Print the records below word for word, but leave out the pictures.
[start]
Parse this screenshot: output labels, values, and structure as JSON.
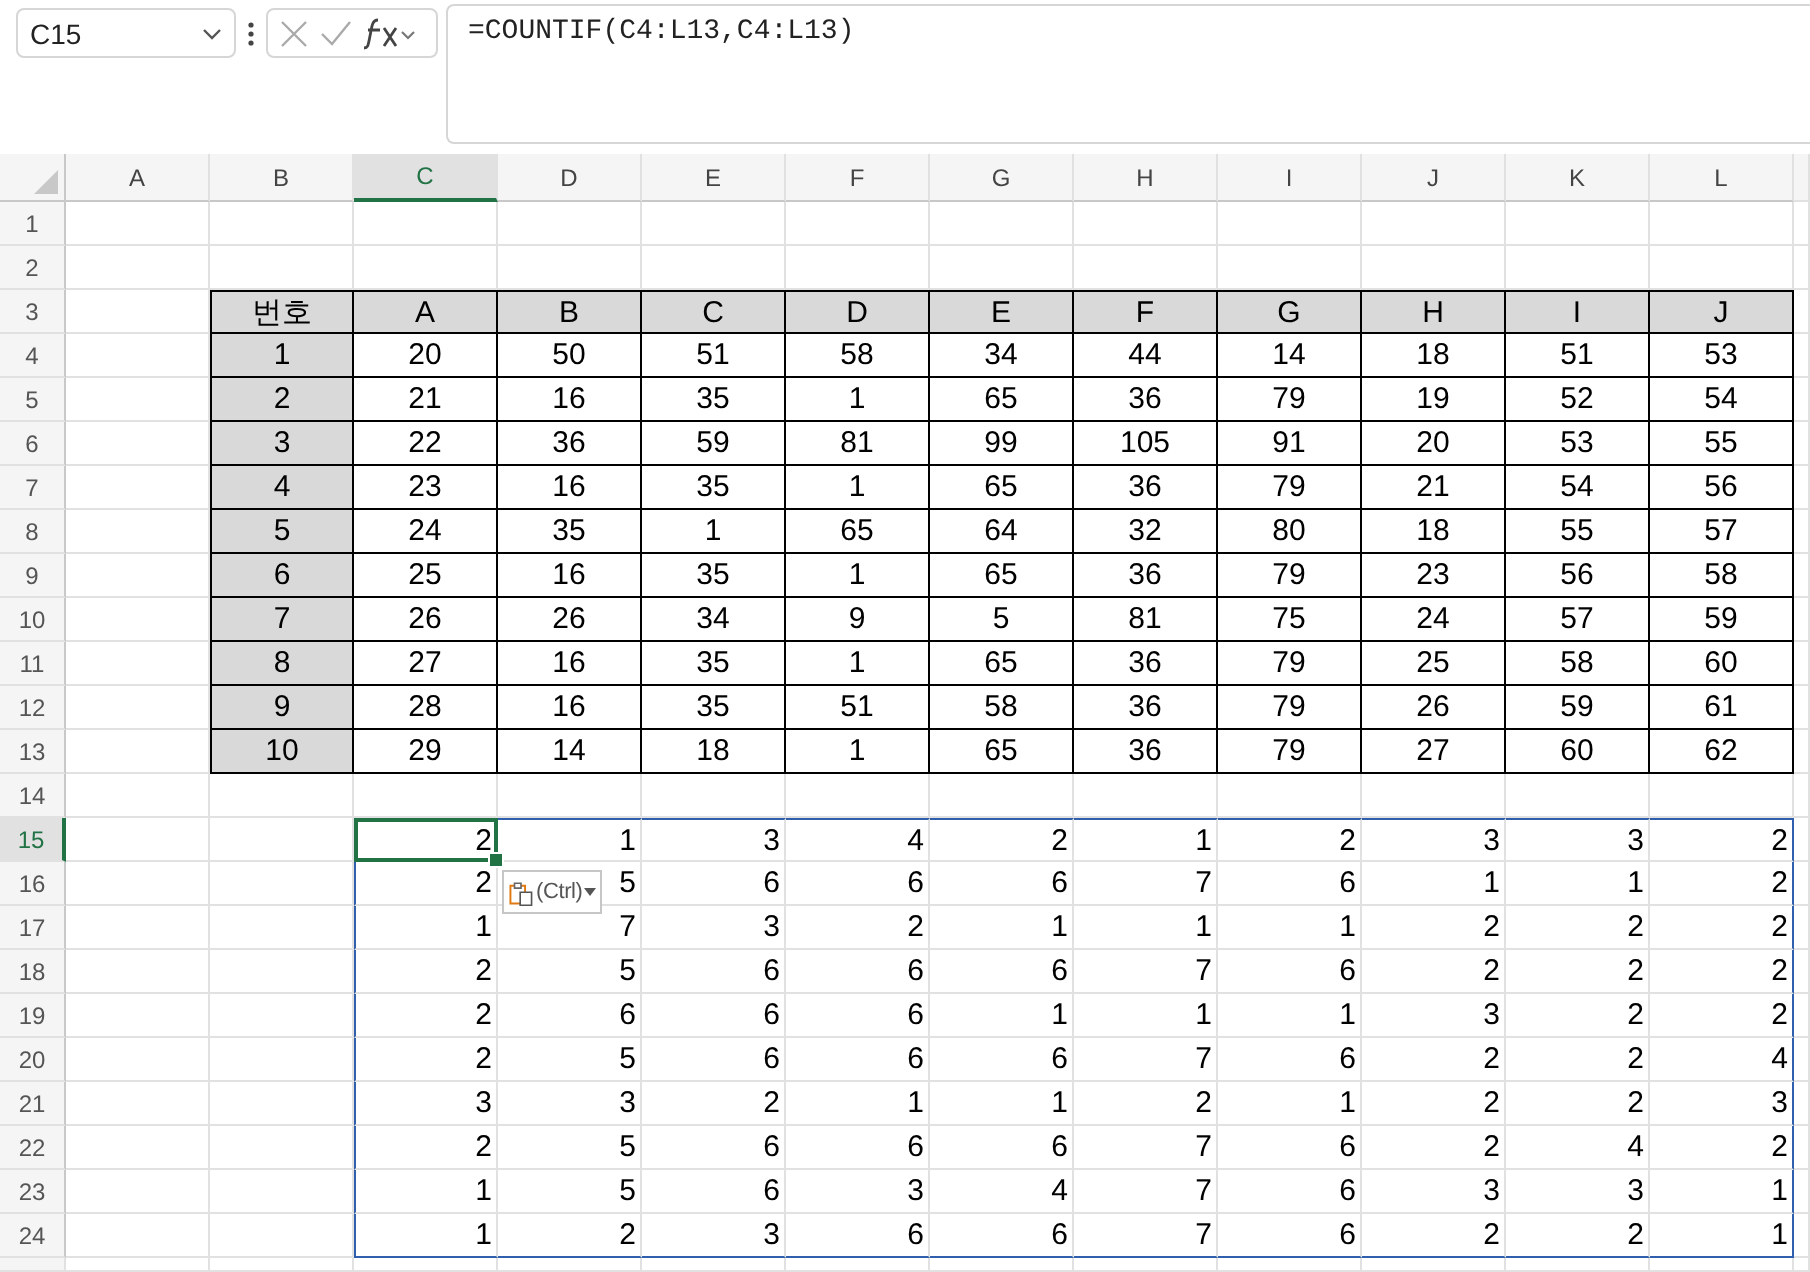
{
  "name_box": {
    "value": "C15"
  },
  "formula_bar": {
    "formula": "=COUNTIF(C4:L13,C4:L13)"
  },
  "columns": [
    {
      "label": "A",
      "selected": false
    },
    {
      "label": "B",
      "selected": false
    },
    {
      "label": "C",
      "selected": true
    },
    {
      "label": "D",
      "selected": false
    },
    {
      "label": "E",
      "selected": false
    },
    {
      "label": "F",
      "selected": false
    },
    {
      "label": "G",
      "selected": false
    },
    {
      "label": "H",
      "selected": false
    },
    {
      "label": "I",
      "selected": false
    },
    {
      "label": "J",
      "selected": false
    },
    {
      "label": "K",
      "selected": false
    },
    {
      "label": "L",
      "selected": false
    }
  ],
  "rows": [
    {
      "label": "1",
      "selected": false
    },
    {
      "label": "2",
      "selected": false
    },
    {
      "label": "3",
      "selected": false
    },
    {
      "label": "4",
      "selected": false
    },
    {
      "label": "5",
      "selected": false
    },
    {
      "label": "6",
      "selected": false
    },
    {
      "label": "7",
      "selected": false
    },
    {
      "label": "8",
      "selected": false
    },
    {
      "label": "9",
      "selected": false
    },
    {
      "label": "10",
      "selected": false
    },
    {
      "label": "11",
      "selected": false
    },
    {
      "label": "12",
      "selected": false
    },
    {
      "label": "13",
      "selected": false
    },
    {
      "label": "14",
      "selected": false
    },
    {
      "label": "15",
      "selected": true
    },
    {
      "label": "16",
      "selected": false
    },
    {
      "label": "17",
      "selected": false
    },
    {
      "label": "18",
      "selected": false
    },
    {
      "label": "19",
      "selected": false
    },
    {
      "label": "20",
      "selected": false
    },
    {
      "label": "21",
      "selected": false
    },
    {
      "label": "22",
      "selected": false
    },
    {
      "label": "23",
      "selected": false
    },
    {
      "label": "24",
      "selected": false
    }
  ],
  "table": {
    "header": [
      "번호",
      "A",
      "B",
      "C",
      "D",
      "E",
      "F",
      "G",
      "H",
      "I",
      "J"
    ],
    "rows": [
      [
        "1",
        "20",
        "50",
        "51",
        "58",
        "34",
        "44",
        "14",
        "18",
        "51",
        "53"
      ],
      [
        "2",
        "21",
        "16",
        "35",
        "1",
        "65",
        "36",
        "79",
        "19",
        "52",
        "54"
      ],
      [
        "3",
        "22",
        "36",
        "59",
        "81",
        "99",
        "105",
        "91",
        "20",
        "53",
        "55"
      ],
      [
        "4",
        "23",
        "16",
        "35",
        "1",
        "65",
        "36",
        "79",
        "21",
        "54",
        "56"
      ],
      [
        "5",
        "24",
        "35",
        "1",
        "65",
        "64",
        "32",
        "80",
        "18",
        "55",
        "57"
      ],
      [
        "6",
        "25",
        "16",
        "35",
        "1",
        "65",
        "36",
        "79",
        "23",
        "56",
        "58"
      ],
      [
        "7",
        "26",
        "26",
        "34",
        "9",
        "5",
        "81",
        "75",
        "24",
        "57",
        "59"
      ],
      [
        "8",
        "27",
        "16",
        "35",
        "1",
        "65",
        "36",
        "79",
        "25",
        "58",
        "60"
      ],
      [
        "9",
        "28",
        "16",
        "35",
        "51",
        "58",
        "36",
        "79",
        "26",
        "59",
        "61"
      ],
      [
        "10",
        "29",
        "14",
        "18",
        "1",
        "65",
        "36",
        "79",
        "27",
        "60",
        "62"
      ]
    ]
  },
  "results": [
    [
      "2",
      "1",
      "3",
      "4",
      "2",
      "1",
      "2",
      "3",
      "3",
      "2"
    ],
    [
      "2",
      "5",
      "6",
      "6",
      "6",
      "7",
      "6",
      "1",
      "1",
      "2"
    ],
    [
      "1",
      "7",
      "3",
      "2",
      "1",
      "1",
      "1",
      "2",
      "2",
      "2"
    ],
    [
      "2",
      "5",
      "6",
      "6",
      "6",
      "7",
      "6",
      "2",
      "2",
      "2"
    ],
    [
      "2",
      "6",
      "6",
      "6",
      "1",
      "1",
      "1",
      "3",
      "2",
      "2"
    ],
    [
      "2",
      "5",
      "6",
      "6",
      "6",
      "7",
      "6",
      "2",
      "2",
      "4"
    ],
    [
      "3",
      "3",
      "2",
      "1",
      "1",
      "2",
      "1",
      "2",
      "2",
      "3"
    ],
    [
      "2",
      "5",
      "6",
      "6",
      "6",
      "7",
      "6",
      "2",
      "4",
      "2"
    ],
    [
      "1",
      "5",
      "6",
      "3",
      "4",
      "7",
      "6",
      "3",
      "3",
      "1"
    ],
    [
      "1",
      "2",
      "3",
      "6",
      "6",
      "7",
      "6",
      "2",
      "2",
      "1"
    ]
  ],
  "paste_options": {
    "label": "(Ctrl)"
  }
}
[end]
- [COMPLETED TASK]:
Parse this screenshot: output labels, values, and structure as JSON.
{
  "name_box": {
    "value": "C15"
  },
  "formula_bar": {
    "formula": "=COUNTIF(C4:L13,C4:L13)"
  },
  "columns": [
    {
      "label": "A",
      "selected": false
    },
    {
      "label": "B",
      "selected": false
    },
    {
      "label": "C",
      "selected": true
    },
    {
      "label": "D",
      "selected": false
    },
    {
      "label": "E",
      "selected": false
    },
    {
      "label": "F",
      "selected": false
    },
    {
      "label": "G",
      "selected": false
    },
    {
      "label": "H",
      "selected": false
    },
    {
      "label": "I",
      "selected": false
    },
    {
      "label": "J",
      "selected": false
    },
    {
      "label": "K",
      "selected": false
    },
    {
      "label": "L",
      "selected": false
    }
  ],
  "rows": [
    {
      "label": "1",
      "selected": false
    },
    {
      "label": "2",
      "selected": false
    },
    {
      "label": "3",
      "selected": false
    },
    {
      "label": "4",
      "selected": false
    },
    {
      "label": "5",
      "selected": false
    },
    {
      "label": "6",
      "selected": false
    },
    {
      "label": "7",
      "selected": false
    },
    {
      "label": "8",
      "selected": false
    },
    {
      "label": "9",
      "selected": false
    },
    {
      "label": "10",
      "selected": false
    },
    {
      "label": "11",
      "selected": false
    },
    {
      "label": "12",
      "selected": false
    },
    {
      "label": "13",
      "selected": false
    },
    {
      "label": "14",
      "selected": false
    },
    {
      "label": "15",
      "selected": true
    },
    {
      "label": "16",
      "selected": false
    },
    {
      "label": "17",
      "selected": false
    },
    {
      "label": "18",
      "selected": false
    },
    {
      "label": "19",
      "selected": false
    },
    {
      "label": "20",
      "selected": false
    },
    {
      "label": "21",
      "selected": false
    },
    {
      "label": "22",
      "selected": false
    },
    {
      "label": "23",
      "selected": false
    },
    {
      "label": "24",
      "selected": false
    }
  ],
  "table": {
    "header": [
      "번호",
      "A",
      "B",
      "C",
      "D",
      "E",
      "F",
      "G",
      "H",
      "I",
      "J"
    ],
    "rows": [
      [
        "1",
        "20",
        "50",
        "51",
        "58",
        "34",
        "44",
        "14",
        "18",
        "51",
        "53"
      ],
      [
        "2",
        "21",
        "16",
        "35",
        "1",
        "65",
        "36",
        "79",
        "19",
        "52",
        "54"
      ],
      [
        "3",
        "22",
        "36",
        "59",
        "81",
        "99",
        "105",
        "91",
        "20",
        "53",
        "55"
      ],
      [
        "4",
        "23",
        "16",
        "35",
        "1",
        "65",
        "36",
        "79",
        "21",
        "54",
        "56"
      ],
      [
        "5",
        "24",
        "35",
        "1",
        "65",
        "64",
        "32",
        "80",
        "18",
        "55",
        "57"
      ],
      [
        "6",
        "25",
        "16",
        "35",
        "1",
        "65",
        "36",
        "79",
        "23",
        "56",
        "58"
      ],
      [
        "7",
        "26",
        "26",
        "34",
        "9",
        "5",
        "81",
        "75",
        "24",
        "57",
        "59"
      ],
      [
        "8",
        "27",
        "16",
        "35",
        "1",
        "65",
        "36",
        "79",
        "25",
        "58",
        "60"
      ],
      [
        "9",
        "28",
        "16",
        "35",
        "51",
        "58",
        "36",
        "79",
        "26",
        "59",
        "61"
      ],
      [
        "10",
        "29",
        "14",
        "18",
        "1",
        "65",
        "36",
        "79",
        "27",
        "60",
        "62"
      ]
    ]
  },
  "results": [
    [
      "2",
      "1",
      "3",
      "4",
      "2",
      "1",
      "2",
      "3",
      "3",
      "2"
    ],
    [
      "2",
      "5",
      "6",
      "6",
      "6",
      "7",
      "6",
      "1",
      "1",
      "2"
    ],
    [
      "1",
      "7",
      "3",
      "2",
      "1",
      "1",
      "1",
      "2",
      "2",
      "2"
    ],
    [
      "2",
      "5",
      "6",
      "6",
      "6",
      "7",
      "6",
      "2",
      "2",
      "2"
    ],
    [
      "2",
      "6",
      "6",
      "6",
      "1",
      "1",
      "1",
      "3",
      "2",
      "2"
    ],
    [
      "2",
      "5",
      "6",
      "6",
      "6",
      "7",
      "6",
      "2",
      "2",
      "4"
    ],
    [
      "3",
      "3",
      "2",
      "1",
      "1",
      "2",
      "1",
      "2",
      "2",
      "3"
    ],
    [
      "2",
      "5",
      "6",
      "6",
      "6",
      "7",
      "6",
      "2",
      "4",
      "2"
    ],
    [
      "1",
      "5",
      "6",
      "3",
      "4",
      "7",
      "6",
      "3",
      "3",
      "1"
    ],
    [
      "1",
      "2",
      "3",
      "6",
      "6",
      "7",
      "6",
      "2",
      "2",
      "1"
    ]
  ],
  "paste_options": {
    "label": "(Ctrl)"
  }
}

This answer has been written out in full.